---- Supplied information

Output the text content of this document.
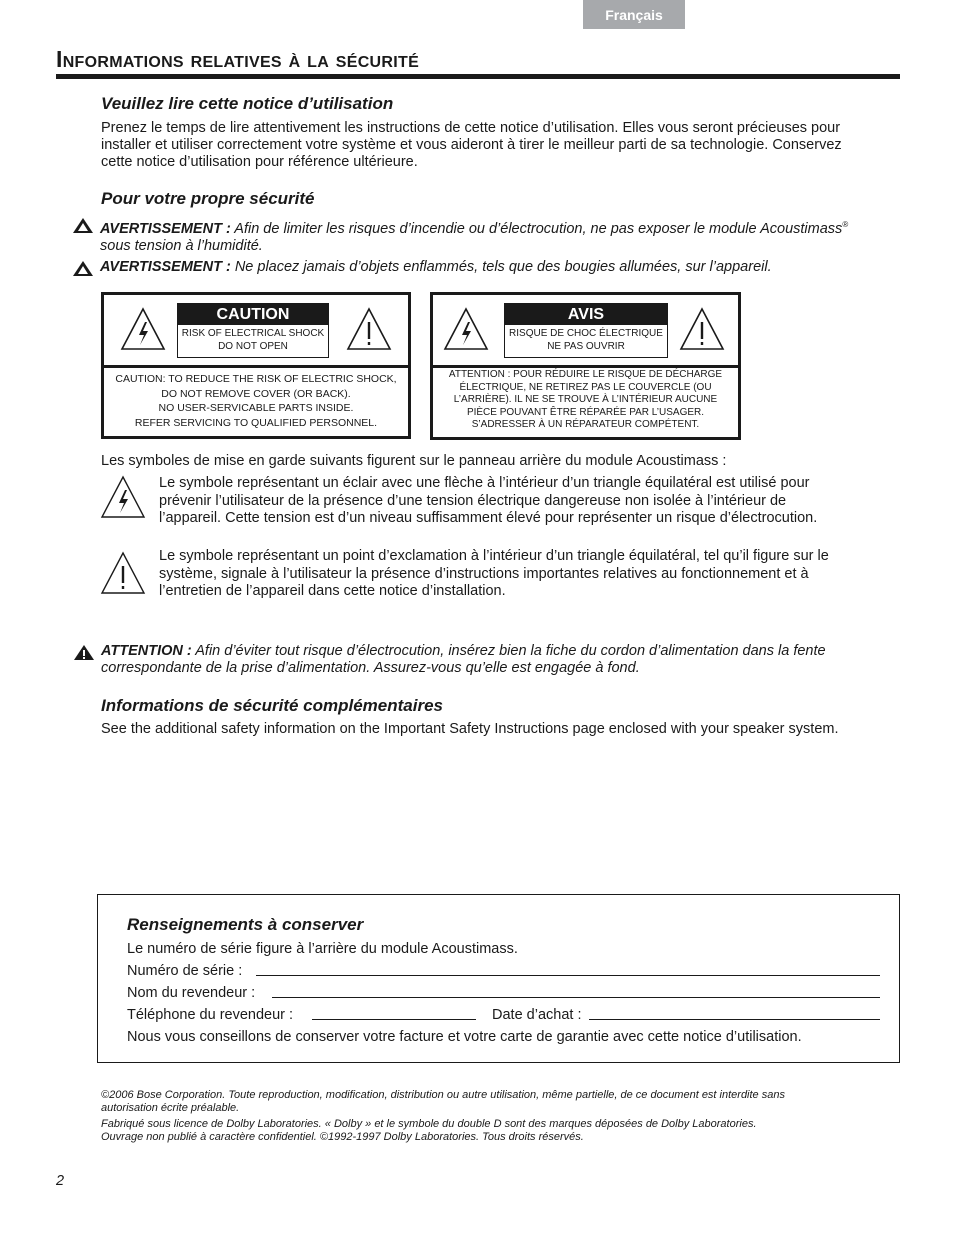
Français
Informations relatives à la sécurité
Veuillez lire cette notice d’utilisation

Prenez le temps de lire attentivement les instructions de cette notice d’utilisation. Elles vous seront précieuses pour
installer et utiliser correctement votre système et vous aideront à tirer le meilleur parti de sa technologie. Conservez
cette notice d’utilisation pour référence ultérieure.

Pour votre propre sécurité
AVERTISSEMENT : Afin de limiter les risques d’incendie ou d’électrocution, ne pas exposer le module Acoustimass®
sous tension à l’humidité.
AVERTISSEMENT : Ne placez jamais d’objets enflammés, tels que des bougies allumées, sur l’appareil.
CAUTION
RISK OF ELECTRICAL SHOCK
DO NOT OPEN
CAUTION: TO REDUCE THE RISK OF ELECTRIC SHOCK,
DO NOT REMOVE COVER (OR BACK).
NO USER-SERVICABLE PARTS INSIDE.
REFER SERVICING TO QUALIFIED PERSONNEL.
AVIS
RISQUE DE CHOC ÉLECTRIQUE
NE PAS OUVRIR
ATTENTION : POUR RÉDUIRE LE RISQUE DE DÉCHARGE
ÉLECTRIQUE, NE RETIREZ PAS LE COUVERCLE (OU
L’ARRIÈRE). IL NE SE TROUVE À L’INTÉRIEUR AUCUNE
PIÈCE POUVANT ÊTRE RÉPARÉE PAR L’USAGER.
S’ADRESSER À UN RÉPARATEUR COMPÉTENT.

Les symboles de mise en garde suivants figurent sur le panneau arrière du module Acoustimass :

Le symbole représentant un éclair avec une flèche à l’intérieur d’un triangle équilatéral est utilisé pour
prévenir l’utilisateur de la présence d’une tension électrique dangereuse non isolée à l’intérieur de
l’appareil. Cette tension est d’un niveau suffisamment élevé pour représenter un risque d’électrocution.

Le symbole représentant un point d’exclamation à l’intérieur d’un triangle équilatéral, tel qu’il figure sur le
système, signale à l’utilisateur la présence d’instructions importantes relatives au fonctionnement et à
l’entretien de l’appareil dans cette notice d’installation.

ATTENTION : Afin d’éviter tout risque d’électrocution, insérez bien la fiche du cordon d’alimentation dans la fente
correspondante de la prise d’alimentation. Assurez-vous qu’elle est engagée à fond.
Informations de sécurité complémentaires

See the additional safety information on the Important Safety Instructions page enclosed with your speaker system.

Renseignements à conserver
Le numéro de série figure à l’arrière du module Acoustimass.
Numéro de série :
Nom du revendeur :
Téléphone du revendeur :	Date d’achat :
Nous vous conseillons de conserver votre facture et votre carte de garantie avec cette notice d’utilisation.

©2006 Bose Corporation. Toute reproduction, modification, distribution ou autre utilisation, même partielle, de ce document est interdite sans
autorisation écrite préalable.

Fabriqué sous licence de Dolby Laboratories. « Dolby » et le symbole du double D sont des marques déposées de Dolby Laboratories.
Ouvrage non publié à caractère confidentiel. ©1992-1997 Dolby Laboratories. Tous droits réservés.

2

--------

Exactly reproduce each record, leaving out any pictures.

◆ **Answer in full**
Output the text content of this document.
Français
Informations relatives à la sécurité
Veuillez lire cette notice d’utilisation

Prenez le temps de lire attentivement les instructions de cette notice d’utilisation. Elles vous seront précieuses pour
installer et utiliser correctement votre système et vous aideront à tirer le meilleur parti de sa technologie. Conservez
cette notice d’utilisation pour référence ultérieure.

Pour votre propre sécurité
AVERTISSEMENT : Afin de limiter les risques d’incendie ou d’électrocution, ne pas exposer le module Acoustimass®
sous tension à l’humidité.
AVERTISSEMENT : Ne placez jamais d’objets enflammés, tels que des bougies allumées, sur l’appareil.
CAUTION
RISK OF ELECTRICAL SHOCK
DO NOT OPEN
CAUTION: TO REDUCE THE RISK OF ELECTRIC SHOCK,
DO NOT REMOVE COVER (OR BACK).
NO USER-SERVICABLE PARTS INSIDE.
REFER SERVICING TO QUALIFIED PERSONNEL.
AVIS
RISQUE DE CHOC ÉLECTRIQUE
NE PAS OUVRIR
ATTENTION : POUR RÉDUIRE LE RISQUE DE DÉCHARGE
ÉLECTRIQUE, NE RETIREZ PAS LE COUVERCLE (OU
L’ARRIÈRE). IL NE SE TROUVE À L’INTÉRIEUR AUCUNE
PIÈCE POUVANT ÊTRE RÉPARÉE PAR L’USAGER.
S’ADRESSER À UN RÉPARATEUR COMPÉTENT.

Les symboles de mise en garde suivants figurent sur le panneau arrière du module Acoustimass :

Le symbole représentant un éclair avec une flèche à l’intérieur d’un triangle équilatéral est utilisé pour
prévenir l’utilisateur de la présence d’une tension électrique dangereuse non isolée à l’intérieur de
l’appareil. Cette tension est d’un niveau suffisamment élevé pour représenter un risque d’électrocution.

Le symbole représentant un point d’exclamation à l’intérieur d’un triangle équilatéral, tel qu’il figure sur le
système, signale à l’utilisateur la présence d’instructions importantes relatives au fonctionnement et à
l’entretien de l’appareil dans cette notice d’installation.

ATTENTION : Afin d’éviter tout risque d’électrocution, insérez bien la fiche du cordon d’alimentation dans la fente
correspondante de la prise d’alimentation. Assurez-vous qu’elle est engagée à fond.
Informations de sécurité complémentaires

See the additional safety information on the Important Safety Instructions page enclosed with your speaker system.

Renseignements à conserver
Le numéro de série figure à l’arrière du module Acoustimass.
Numéro de série :
Nom du revendeur :
Téléphone du revendeur :	Date d’achat :
Nous vous conseillons de conserver votre facture et votre carte de garantie avec cette notice d’utilisation.

©2006 Bose Corporation. Toute reproduction, modification, distribution ou autre utilisation, même partielle, de ce document est interdite sans
autorisation écrite préalable.

Fabriqué sous licence de Dolby Laboratories. « Dolby » et le symbole du double D sont des marques déposées de Dolby Laboratories.
Ouvrage non publié à caractère confidentiel. ©1992-1997 Dolby Laboratories. Tous droits réservés.

2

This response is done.